Entries –
>>

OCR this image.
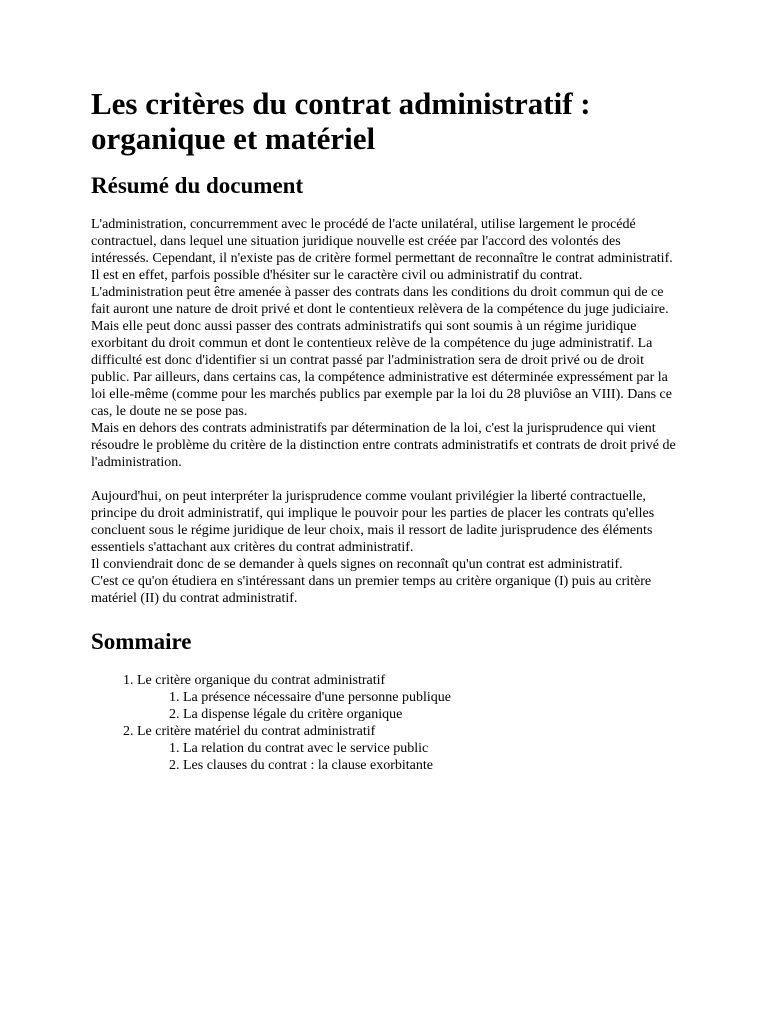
Les critères du contrat administratif : organique et matériel
Résumé du document

L'administration, concurremment avec le procédé de l'acte unilatéral, utilise largement le procédé contractuel, dans lequel une situation juridique nouvelle est créée par l'accord des volontés des intéressés. Cependant, il n'existe pas de critère formel permettant de reconnaître le contrat administratif. Il est en effet, parfois possible d'hésiter sur le caractère civil ou administratif du contrat.

L'administration peut être amenée à passer des contrats dans les conditions du droit commun qui de ce fait auront une nature de droit privé et dont le contentieux relèvera de la compétence du juge judiciaire. Mais elle peut donc aussi passer des contrats administratifs qui sont soumis à un régime juridique exorbitant du droit commun et dont le contentieux relève de la compétence du juge administratif. La difficulté est donc d'identifier si un contrat passé par l'administration sera de droit privé ou de droit public. Par ailleurs, dans certains cas, la compétence administrative est déterminée expressément par la loi elle-même (comme pour les marchés publics par exemple par la loi du 28 pluviôse an VIII). Dans ce cas, le doute ne se pose pas.

Mais en dehors des contrats administratifs par détermination de la loi, c'est la jurisprudence qui vient résoudre le problème du critère de la distinction entre contrats administratifs et contrats de droit privé de l'administration.

Aujourd'hui, on peut interpréter la jurisprudence comme voulant privilégier la liberté contractuelle, principe du droit administratif, qui implique le pouvoir pour les parties de placer les contrats qu'elles concluent sous le régime juridique de leur choix, mais il ressort de ladite jurisprudence des éléments essentiels s'attachant aux critères du contrat administratif.

Il conviendrait donc de se demander à quels signes on reconnaît qu'un contrat est administratif.

C'est ce qu'on étudiera en s'intéressant dans un premier temps au critère organique (I) puis au critère matériel (II) du contrat administratif.

Sommaire
1. Le critère organique du contrat administratif
1. La présence nécessaire d'une personne publique
2. La dispense légale du critère organique
2. Le critère matériel du contrat administratif
1. La relation du contrat avec le service public
2. Les clauses du contrat : la clause exorbitante
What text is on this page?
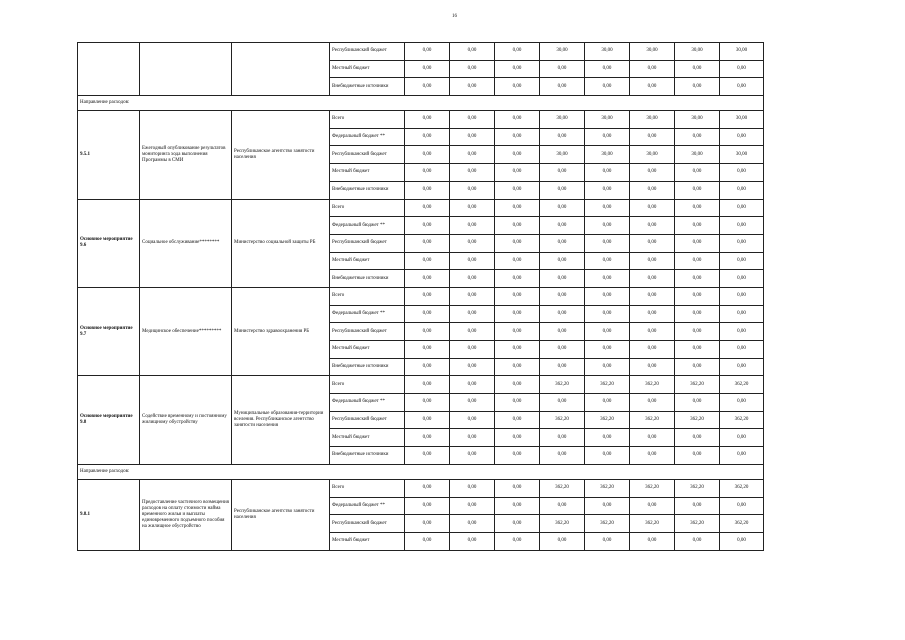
16
			Республиканский бюджет	0,00	0,00	0,00	30,00	30,00	30,00	30,00	30,00
			Местный бюджет	0,00	0,00	0,00	0,00	0,00	0,00	0,00	0,00
			Внебюджетные источники	0,00	0,00	0,00	0,00	0,00	0,00	0,00	0,00
Направление расходов:											
9.5.1	Ежегодный опубликование результатов мониторинга хода выполнения Программы в СМИ	Республиканское агентство занятости населения	Всего	0,00	0,00	0,00	30,00	30,00	30,00	30,00	30,00
			Федеральный бюджет **	0,00	0,00	0,00	0,00	0,00	0,00	0,00	0,00
			Республиканский бюджет	0,00	0,00	0,00	30,00	30,00	30,00	30,00	30,00
			Местный бюджет	0,00	0,00	0,00	0,00	0,00	0,00	0,00	0,00
			Внебюджетные источники	0,00	0,00	0,00	0,00	0,00	0,00	0,00	0,00
Основное мероприятие 9.6	Социальное обслуживание********	Министерство социальной защиты РБ	Всего	0,00	0,00	0,00	0,00	0,00	0,00	0,00	0,00
			Федеральный бюджет **	0,00	0,00	0,00	0,00	0,00	0,00	0,00	0,00
			Республиканский бюджет	0,00	0,00	0,00	0,00	0,00	0,00	0,00	0,00
			Местный бюджет	0,00	0,00	0,00	0,00	0,00	0,00	0,00	0,00
			Внебюджетные источники	0,00	0,00	0,00	0,00	0,00	0,00	0,00	0,00
Основное мероприятие 9.7	Медицинское обеспечение*********	Министерство здравоохранения РБ	Всего	0,00	0,00	0,00	0,00	0,00	0,00	0,00	0,00
			Федеральный бюджет **	0,00	0,00	0,00	0,00	0,00	0,00	0,00	0,00
			Республиканский бюджет	0,00	0,00	0,00	0,00	0,00	0,00	0,00	0,00
			Местный бюджет	0,00	0,00	0,00	0,00	0,00	0,00	0,00	0,00
			Внебюджетные источники	0,00	0,00	0,00	0,00	0,00	0,00	0,00	0,00
Основное мероприятие 9.8	Содействие временному и постоянному жилищному обустройству	Муниципальные образования-территории вселения. Республиканское агентство занятости населения	Всего	0,00	0,00	0,00	362,20	362,20	362,20	362,20	362,20
			Федеральный бюджет **	0,00	0,00	0,00	0,00	0,00	0,00	0,00	0,00
			Республиканский бюджет	0,00	0,00	0,00	362,20	362,20	362,20	362,20	362,20
			Местный бюджет	0,00	0,00	0,00	0,00	0,00	0,00	0,00	0,00
			Внебюджетные источники	0,00	0,00	0,00	0,00	0,00	0,00	0,00	0,00
Направление расходов:											
9.8.1	Предоставление частичного возмещения расходов на оплату стоимости найма временного жилья и выплаты единовременного подъемного пособия на жилищное обустройство	Республиканское агентство занятости населения	Всего	0,00	0,00	0,00	362,20	362,20	362,20	362,20	362,20
			Федеральный бюджет **	0,00	0,00	0,00	0,00	0,00	0,00	0,00	0,00
			Республиканский бюджет	0,00	0,00	0,00	362,20	362,20	362,20	362,20	362,20
			Местный бюджет	0,00	0,00	0,00	0,00	0,00	0,00	0,00	0,00
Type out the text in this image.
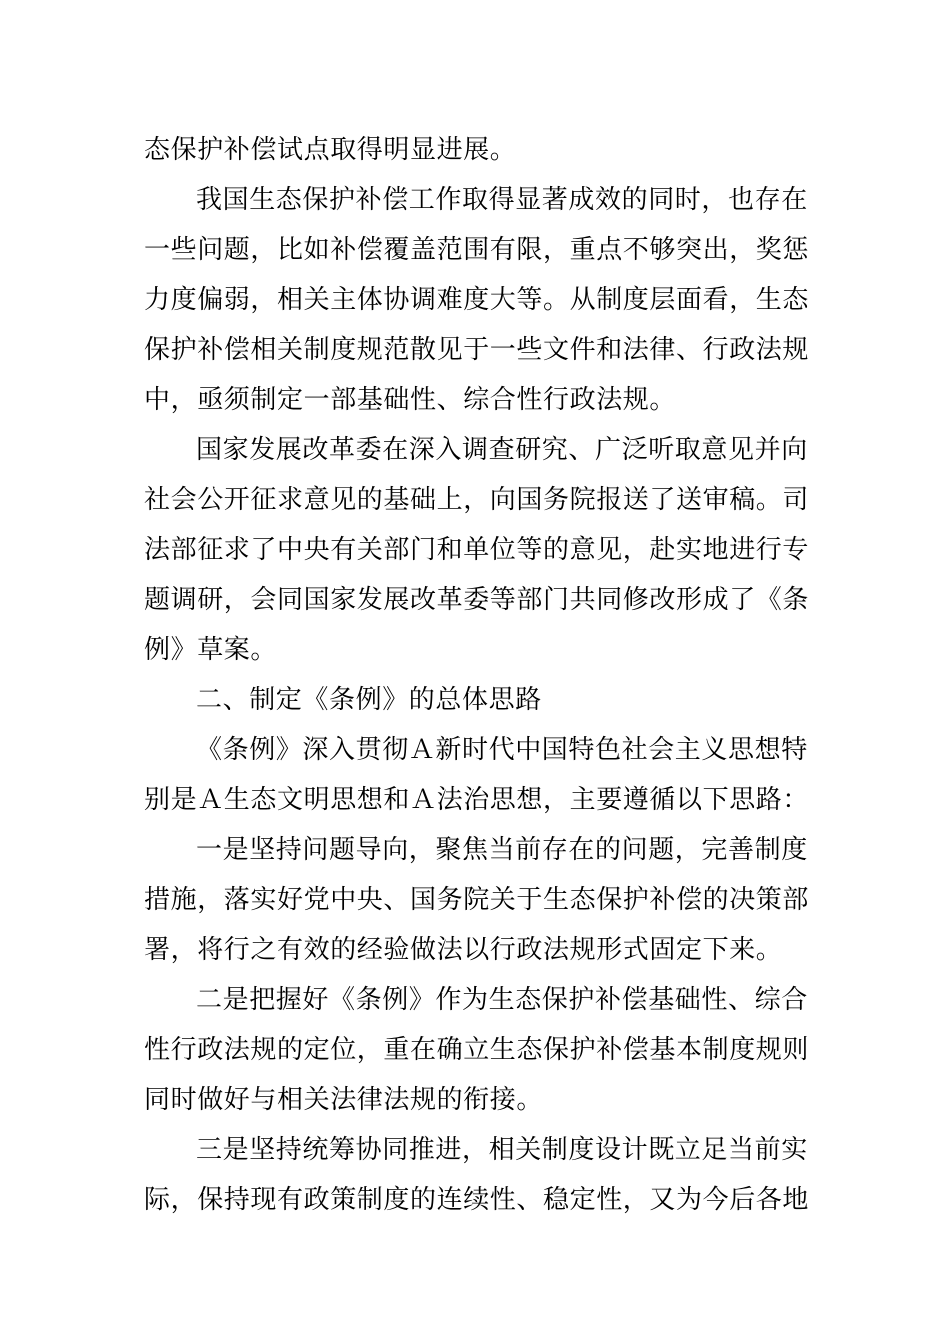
态保护补偿试点取得明显进展。

我国生态保护补偿工作取得显著成效的同时，也存在

一些问题，比如补偿覆盖范围有限，重点不够突出，奖惩

力度偏弱，相关主体协调难度大等。从制度层面看，生态

保护补偿相关制度规范散见于一些文件和法律、行政法规

中，亟须制定一部基础性、综合性行政法规。

国家发展改革委在深入调查研究、广泛听取意见并向

社会公开征求意见的基础上，向国务院报送了送审稿。司

法部征求了中央有关部门和单位等的意见，赴实地进行专

题调研，会同国家发展改革委等部门共同修改形成了《条

例》草案。

二、制定《条例》的总体思路

《条例》深入贯彻Ａ新时代中国特色社会主义思想特

别是Ａ生态文明思想和Ａ法治思想，主要遵循以下思路：

一是坚持问题导向，聚焦当前存在的问题，完善制度

措施，落实好党中央、国务院关于生态保护补偿的决策部

署，将行之有效的经验做法以行政法规形式固定下来。

二是把握好《条例》作为生态保护补偿基础性、综合

性行政法规的定位，重在确立生态保护补偿基本制度规则

同时做好与相关法律法规的衔接。

三是坚持统筹协同推进，相关制度设计既立足当前实

际，保持现有政策制度的连续性、稳定性，又为今后各地
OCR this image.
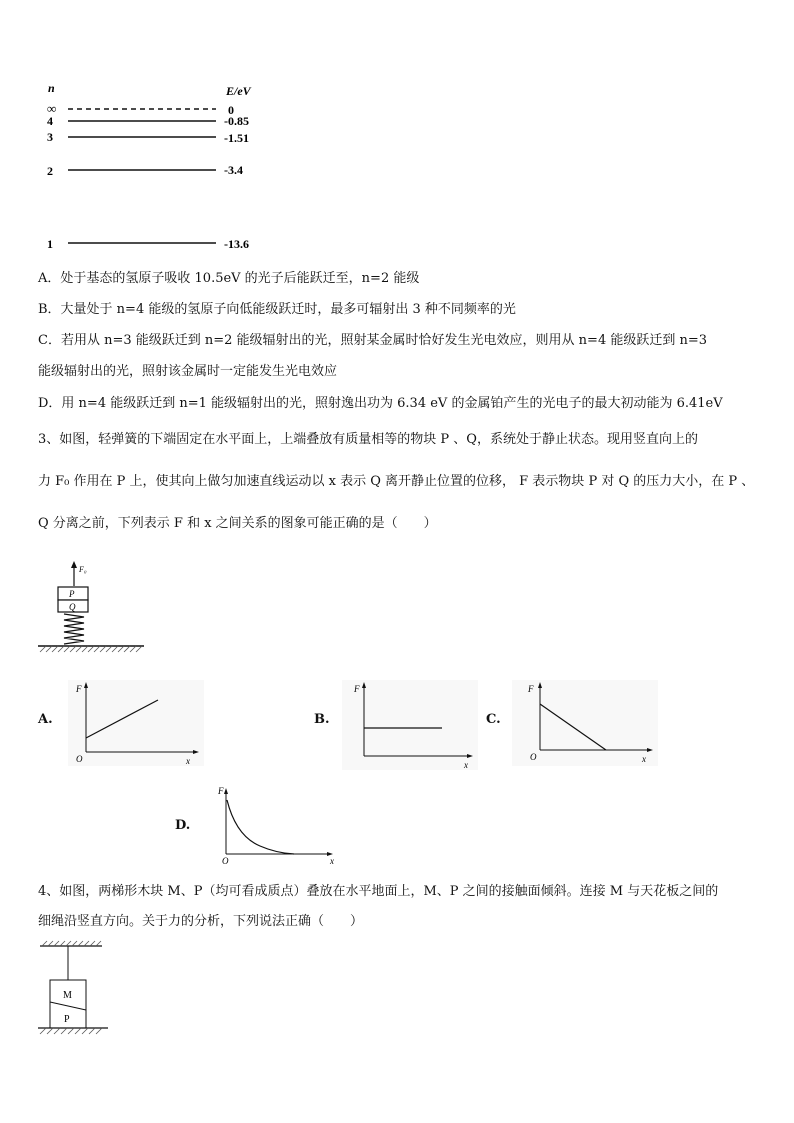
n	E/eV
∞	0
4	-0.85
3	-1.51
2	-3.4
1	-13.6
A．处于基态的氢原子吸收 10.5eV 的光子后能跃迁至，n=2 能级
B．大量处于 n=4 能级的氢原子向低能级跃迁时，最多可辐射出 3 种不同频率的光
C．若用从 n=3 能级跃迁到 n=2 能级辐射出的光，照射某金属时恰好发生光电效应，则用从 n=4 能级跃迁到 n=3
能级辐射出的光，照射该金属时一定能发生光电效应
D．用 n=4 能级跃迁到 n=1 能级辐射出的光，照射逸出功为 6.34 eV 的金属铂产生的光电子的最大初动能为 6.41eV
3、如图，轻弹簧的下端固定在水平面上，上端叠放有质量相等的物块 P 、Q，系统处于静止状态。现用竖直向上的
力 F₀ 作用在 P 上，使其向上做匀加速直线运动以 x 表示 Q 离开静止位置的位移， F 表示物块 P 对 Q 的压力大小，在 P 、
Q 分离之前，下列表示 F 和 x 之间关系的图象可能正确的是（　　）
F₀
P
Q
A.
F
x
O
B.
F
x
C.
F
x
O
D.
F
x
O
4、如图，两梯形木块 M、P（均可看成质点）叠放在水平地面上，M、P 之间的接触面倾斜。连接 M 与天花板之间的
细绳沿竖直方向。关于力的分析，下列说法正确（　　）
M
P
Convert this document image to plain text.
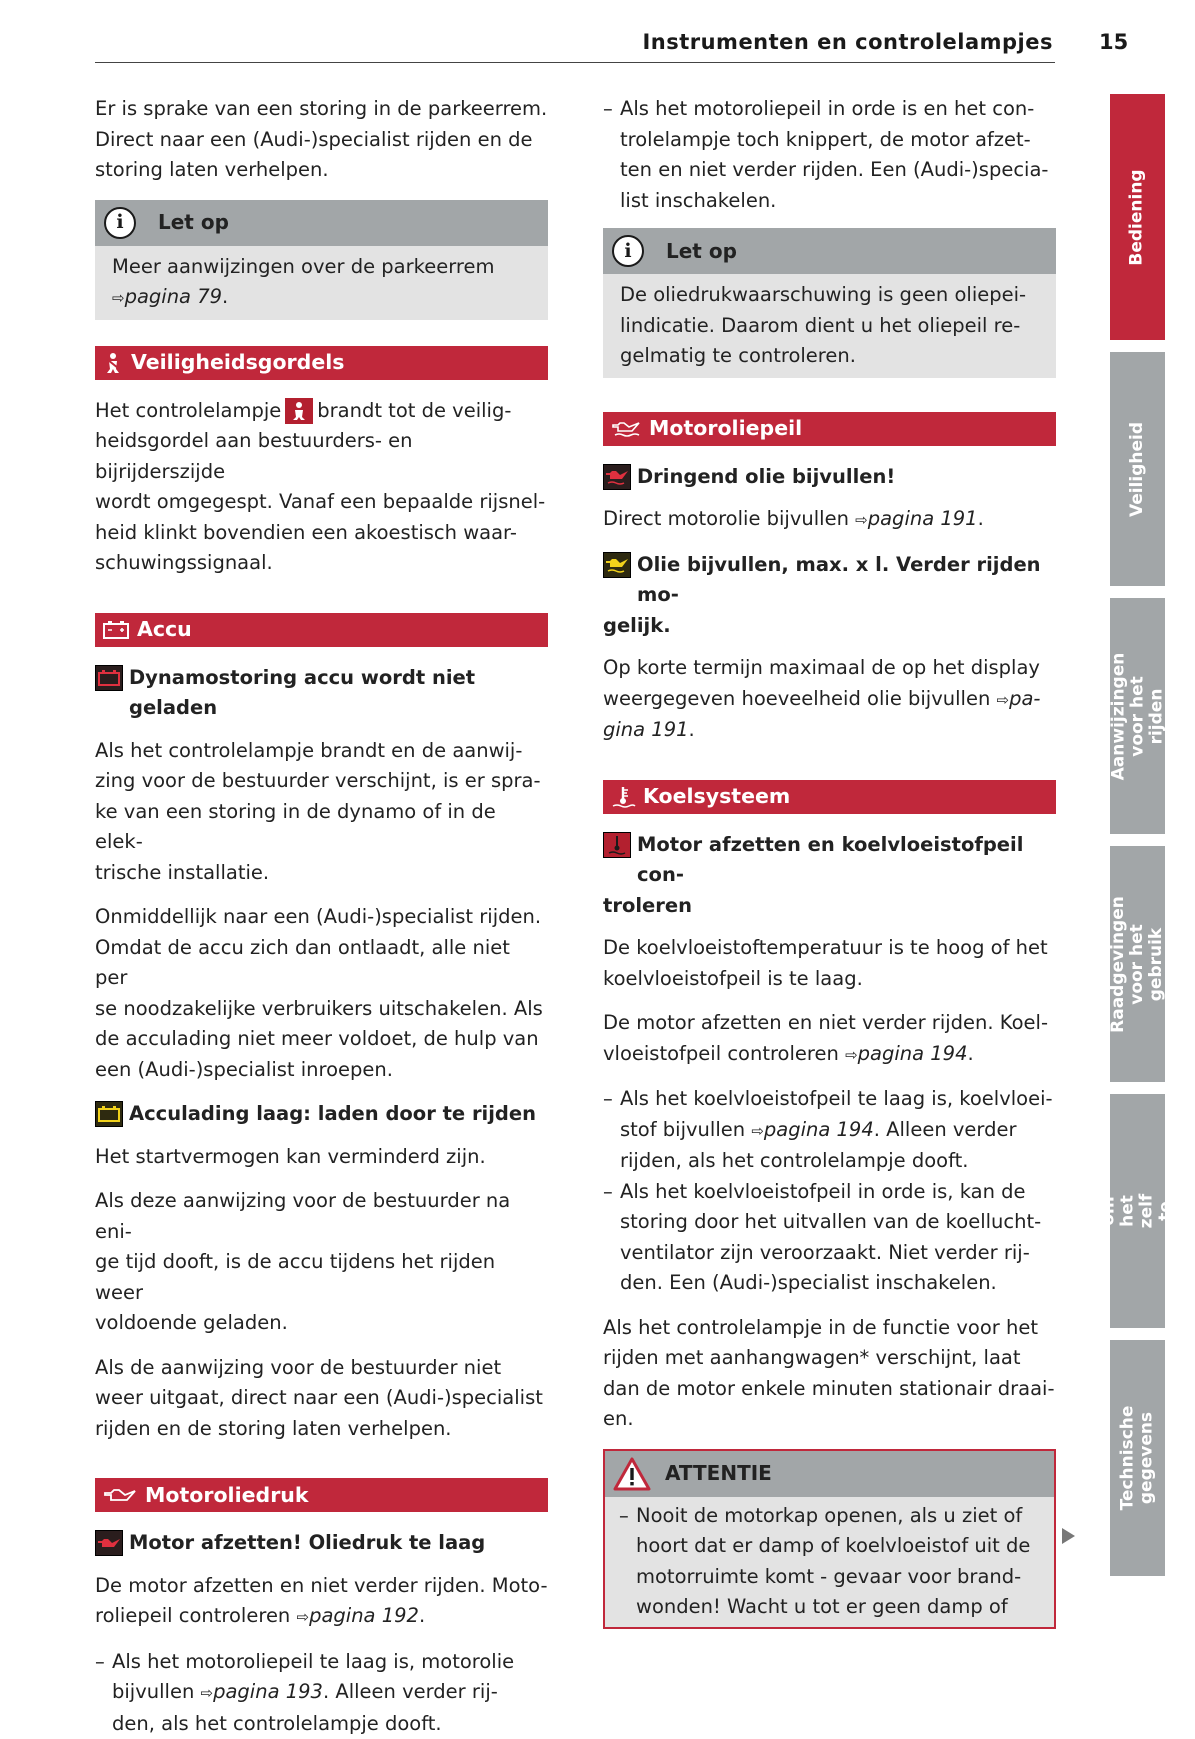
Instrumenten en controlelampjes 15

Er is sprake van een storing in de parkeerrem.
Direct naar een (Audi-)specialist rijden en de
storing laten verhelpen.

i	Let op
Meer aanwijzingen over de parkeerrem
⇨pagina 79.
Veiligheidsgordels

Het controlelampje brandt tot de veilig-
heidsgordel aan bestuurders- en bijrijderszijde
wordt omgegespt. Vanaf een bepaalde rijsnel-
heid klinkt bovendien een akoestisch waar-
schuwingssignaal.

Accu
Dynamostoring accu wordt niet geladen

Als het controlelampje brandt en de aanwij-
zing voor de bestuurder verschijnt, is er spra-
ke van een storing in de dynamo of in de elek-
trische installatie.

Onmiddellijk naar een (Audi-)specialist rijden.
Omdat de accu zich dan ontlaadt, alle niet per
se noodzakelijke verbruikers uitschakelen. Als
de acculading niet meer voldoet, de hulp van
een (Audi-)specialist inroepen.

Acculading laag: laden door te rijden

Het startvermogen kan verminderd zijn.

Als deze aanwijzing voor de bestuurder na eni-
ge tijd dooft, is de accu tijdens het rijden weer
voldoende geladen.

Als de aanwijzing voor de bestuurder niet
weer uitgaat, direct naar een (Audi-)specialist
rijden en de storing laten verhelpen.

Motoroliedruk
Motor afzetten! Oliedruk te laag

De motor afzetten en niet verder rijden. Moto-
roliepeil controleren ⇨pagina 192.

– Als het motoroliepeil te laag is, motorolie
bijvullen ⇨pagina 193. Alleen verder rij-
den, als het controlelampje dooft.
– Als het motoroliepeil in orde is en het con-
trolelampje toch knippert, de motor afzet-
ten en niet verder rijden. Een (Audi-)specia-
list inschakelen.
i	Let op
De oliedrukwaarschuwing is geen oliepei-
lindicatie. Daarom dient u het oliepeil re-
gelmatig te controleren.
Motoroliepeil
Dringend olie bijvullen!

Direct motorolie bijvullen ⇨pagina 191.

Olie bijvullen, max. x l. Verder rijden mo-
gelijk.

Op korte termijn maximaal de op het display
weergegeven hoeveelheid olie bijvullen ⇨pa-
gina 191.

Koelsysteem
Motor afzetten en koelvloeistofpeil con-
troleren

De koelvloeistoftemperatuur is te hoog of het
koelvloeistofpeil is te laag.

De motor afzetten en niet verder rijden. Koel-
vloeistofpeil controleren ⇨pagina 194.

– Als het koelvloeistofpeil te laag is, koelvloei-
stof bijvullen ⇨pagina 194. Alleen verder
rijden, als het controlelampje dooft.
– Als het koelvloeistofpeil in orde is, kan de
storing door het uitvallen van de koellucht-
ventilator zijn veroorzaakt. Niet verder rij-
den. Een (Audi-)specialist inschakelen.

Als het controlelampje in de functie voor het
rijden met aanhangwagen* verschijnt, laat
dan de motor enkele minuten stationair draai-
en.

ATTENTIE
– Nooit de motorkap openen, als u ziet of
hoort dat er damp of koelvloeistof uit de
motorruimte komt - gevaar voor brand-
wonden! Wacht u tot er geen damp of
Bediening
Veiligheid
Aanwijzingen voor het rijden
Raadgevingen voor het gebruik
Tips om het zelf te doen
Technische gegevens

<<

The problem – Find the lines above that contain the word "organique" and collect them.

Solution –
Les critères du contrat administratif : organique et matériel
C'est ce qu'on étudiera en s'intéressant dans un premier temps au critère organique (I) puis au critère matériel (II) du contrat administratif.
1. Le critère organique du contrat administratif
2. La dispense légale du critère organique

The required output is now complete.